Retype the complete listing exactly as it appears.

**DATA SHOWN**
——

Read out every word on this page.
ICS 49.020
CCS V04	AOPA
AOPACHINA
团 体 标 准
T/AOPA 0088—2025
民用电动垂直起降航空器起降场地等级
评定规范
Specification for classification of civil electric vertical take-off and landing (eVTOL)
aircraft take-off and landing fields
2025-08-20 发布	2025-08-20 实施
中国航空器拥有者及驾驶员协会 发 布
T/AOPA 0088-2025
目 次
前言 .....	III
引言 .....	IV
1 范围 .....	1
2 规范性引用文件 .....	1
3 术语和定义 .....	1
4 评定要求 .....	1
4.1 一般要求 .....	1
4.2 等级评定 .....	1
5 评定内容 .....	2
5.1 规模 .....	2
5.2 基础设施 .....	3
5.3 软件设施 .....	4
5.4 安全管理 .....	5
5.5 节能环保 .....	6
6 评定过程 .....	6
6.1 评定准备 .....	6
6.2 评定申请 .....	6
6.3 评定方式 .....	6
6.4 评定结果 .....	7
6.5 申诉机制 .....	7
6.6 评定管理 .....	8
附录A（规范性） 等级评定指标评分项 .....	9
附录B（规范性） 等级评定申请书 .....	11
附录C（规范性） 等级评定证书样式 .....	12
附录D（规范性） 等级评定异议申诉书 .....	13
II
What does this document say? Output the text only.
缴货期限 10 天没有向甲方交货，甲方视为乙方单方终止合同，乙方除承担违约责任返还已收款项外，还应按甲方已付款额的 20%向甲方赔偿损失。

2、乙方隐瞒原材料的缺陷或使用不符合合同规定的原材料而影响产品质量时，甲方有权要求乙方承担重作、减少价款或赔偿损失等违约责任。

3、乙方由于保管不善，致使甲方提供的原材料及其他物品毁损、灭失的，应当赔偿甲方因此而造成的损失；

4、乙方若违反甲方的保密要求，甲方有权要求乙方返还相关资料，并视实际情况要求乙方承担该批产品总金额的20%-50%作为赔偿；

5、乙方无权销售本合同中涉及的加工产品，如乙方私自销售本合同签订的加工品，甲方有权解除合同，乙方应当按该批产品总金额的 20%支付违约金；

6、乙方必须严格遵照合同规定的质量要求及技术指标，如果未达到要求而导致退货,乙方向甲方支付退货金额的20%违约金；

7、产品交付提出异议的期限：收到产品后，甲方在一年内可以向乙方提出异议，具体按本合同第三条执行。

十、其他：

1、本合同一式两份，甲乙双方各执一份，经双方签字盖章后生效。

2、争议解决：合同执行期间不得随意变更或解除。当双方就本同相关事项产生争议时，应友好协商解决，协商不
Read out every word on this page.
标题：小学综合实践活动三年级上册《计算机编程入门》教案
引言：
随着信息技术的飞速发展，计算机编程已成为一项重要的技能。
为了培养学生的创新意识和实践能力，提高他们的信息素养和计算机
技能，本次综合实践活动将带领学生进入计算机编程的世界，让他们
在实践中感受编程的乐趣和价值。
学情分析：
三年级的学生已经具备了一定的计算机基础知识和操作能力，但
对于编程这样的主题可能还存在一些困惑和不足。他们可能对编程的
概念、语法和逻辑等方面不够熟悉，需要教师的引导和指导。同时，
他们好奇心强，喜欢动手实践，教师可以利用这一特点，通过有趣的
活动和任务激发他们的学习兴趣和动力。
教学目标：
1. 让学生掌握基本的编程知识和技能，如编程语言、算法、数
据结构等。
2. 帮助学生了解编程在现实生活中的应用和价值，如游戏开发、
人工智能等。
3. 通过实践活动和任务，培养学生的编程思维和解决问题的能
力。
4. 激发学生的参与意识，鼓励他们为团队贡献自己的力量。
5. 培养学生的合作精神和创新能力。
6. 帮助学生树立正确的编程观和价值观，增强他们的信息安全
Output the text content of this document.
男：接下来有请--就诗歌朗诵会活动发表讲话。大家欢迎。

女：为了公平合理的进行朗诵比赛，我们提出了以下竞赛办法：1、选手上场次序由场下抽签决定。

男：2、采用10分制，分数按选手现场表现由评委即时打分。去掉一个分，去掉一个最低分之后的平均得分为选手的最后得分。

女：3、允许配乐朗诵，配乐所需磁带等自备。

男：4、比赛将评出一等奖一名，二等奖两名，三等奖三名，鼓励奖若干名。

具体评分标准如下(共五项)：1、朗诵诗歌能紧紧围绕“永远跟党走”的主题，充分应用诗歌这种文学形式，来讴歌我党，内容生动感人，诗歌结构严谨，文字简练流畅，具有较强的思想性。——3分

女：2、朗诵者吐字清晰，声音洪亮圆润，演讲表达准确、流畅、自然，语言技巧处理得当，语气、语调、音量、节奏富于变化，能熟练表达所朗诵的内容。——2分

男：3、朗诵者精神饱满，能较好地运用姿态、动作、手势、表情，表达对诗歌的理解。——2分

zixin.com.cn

——

**ANSWER BELOW**
Read out every word on this page.
ICS 49.020
CCS V04	AOPA
AOPACHINA
团 体 标 准
T/AOPA 0088—2025
民用电动垂直起降航空器起降场地等级
评定规范
Specification for classification of civil electric vertical take-off and landing (eVTOL)
aircraft take-off and landing fields
2025-08-20 发布	2025-08-20 实施
中国航空器拥有者及驾驶员协会 发 布
T/AOPA 0088-2025
目 次
前言 .....	III
引言 .....	IV
1 范围 .....	1
2 规范性引用文件 .....	1
3 术语和定义 .....	1
4 评定要求 .....	1
4.1 一般要求 .....	1
4.2 等级评定 .....	1
5 评定内容 .....	2
5.1 规模 .....	2
5.2 基础设施 .....	3
5.3 软件设施 .....	4
5.4 安全管理 .....	5
5.5 节能环保 .....	6
6 评定过程 .....	6
6.1 评定准备 .....	6
6.2 评定申请 .....	6
6.3 评定方式 .....	6
6.4 评定结果 .....	7
6.5 申诉机制 .....	7
6.6 评定管理 .....	8
附录A（规范性） 等级评定指标评分项 .....	9
附录B（规范性） 等级评定申请书 .....	11
附录C（规范性） 等级评定证书样式 .....	12
附录D（规范性） 等级评定异议申诉书 .....	13
II
What does this document say? Output the text only.
缴货期限 10 天没有向甲方交货，甲方视为乙方单方终止合同，乙方除承担违约责任返还已收款项外，还应按甲方已付款额的 20%向甲方赔偿损失。

2、乙方隐瞒原材料的缺陷或使用不符合合同规定的原材料而影响产品质量时，甲方有权要求乙方承担重作、减少价款或赔偿损失等违约责任。

3、乙方由于保管不善，致使甲方提供的原材料及其他物品毁损、灭失的，应当赔偿甲方因此而造成的损失；

4、乙方若违反甲方的保密要求，甲方有权要求乙方返还相关资料，并视实际情况要求乙方承担该批产品总金额的20%-50%作为赔偿；

5、乙方无权销售本合同中涉及的加工产品，如乙方私自销售本合同签订的加工品，甲方有权解除合同，乙方应当按该批产品总金额的 20%支付违约金；

6、乙方必须严格遵照合同规定的质量要求及技术指标，如果未达到要求而导致退货,乙方向甲方支付退货金额的20%违约金；

7、产品交付提出异议的期限：收到产品后，甲方在一年内可以向乙方提出异议，具体按本合同第三条执行。

十、其他：

1、本合同一式两份，甲乙双方各执一份，经双方签字盖章后生效。

2、争议解决：合同执行期间不得随意变更或解除。当双方就本同相关事项产生争议时，应友好协商解决，协商不
Read out every word on this page.
标题：小学综合实践活动三年级上册《计算机编程入门》教案
引言：
随着信息技术的飞速发展，计算机编程已成为一项重要的技能。
为了培养学生的创新意识和实践能力，提高他们的信息素养和计算机
技能，本次综合实践活动将带领学生进入计算机编程的世界，让他们
在实践中感受编程的乐趣和价值。
学情分析：
三年级的学生已经具备了一定的计算机基础知识和操作能力，但
对于编程这样的主题可能还存在一些困惑和不足。他们可能对编程的
概念、语法和逻辑等方面不够熟悉，需要教师的引导和指导。同时，
他们好奇心强，喜欢动手实践，教师可以利用这一特点，通过有趣的
活动和任务激发他们的学习兴趣和动力。
教学目标：
1. 让学生掌握基本的编程知识和技能，如编程语言、算法、数
据结构等。
2. 帮助学生了解编程在现实生活中的应用和价值，如游戏开发、
人工智能等。
3. 通过实践活动和任务，培养学生的编程思维和解决问题的能
力。
4. 激发学生的参与意识，鼓励他们为团队贡献自己的力量。
5. 培养学生的合作精神和创新能力。
6. 帮助学生树立正确的编程观和价值观，增强他们的信息安全
Output the text content of this document.
男：接下来有请--就诗歌朗诵会活动发表讲话。大家欢迎。

女：为了公平合理的进行朗诵比赛，我们提出了以下竞赛办法：1、选手上场次序由场下抽签决定。

男：2、采用10分制，分数按选手现场表现由评委即时打分。去掉一个分，去掉一个最低分之后的平均得分为选手的最后得分。

女：3、允许配乐朗诵，配乐所需磁带等自备。

男：4、比赛将评出一等奖一名，二等奖两名，三等奖三名，鼓励奖若干名。

具体评分标准如下(共五项)：1、朗诵诗歌能紧紧围绕“永远跟党走”的主题，充分应用诗歌这种文学形式，来讴歌我党，内容生动感人，诗歌结构严谨，文字简练流畅，具有较强的思想性。——3分

女：2、朗诵者吐字清晰，声音洪亮圆润，演讲表达准确、流畅、自然，语言技巧处理得当，语气、语调、音量、节奏富于变化，能熟练表达所朗诵的内容。——2分

男：3、朗诵者精神饱满，能较好地运用姿态、动作、手势、表情，表达对诗歌的理解。——2分

zixin.com.cn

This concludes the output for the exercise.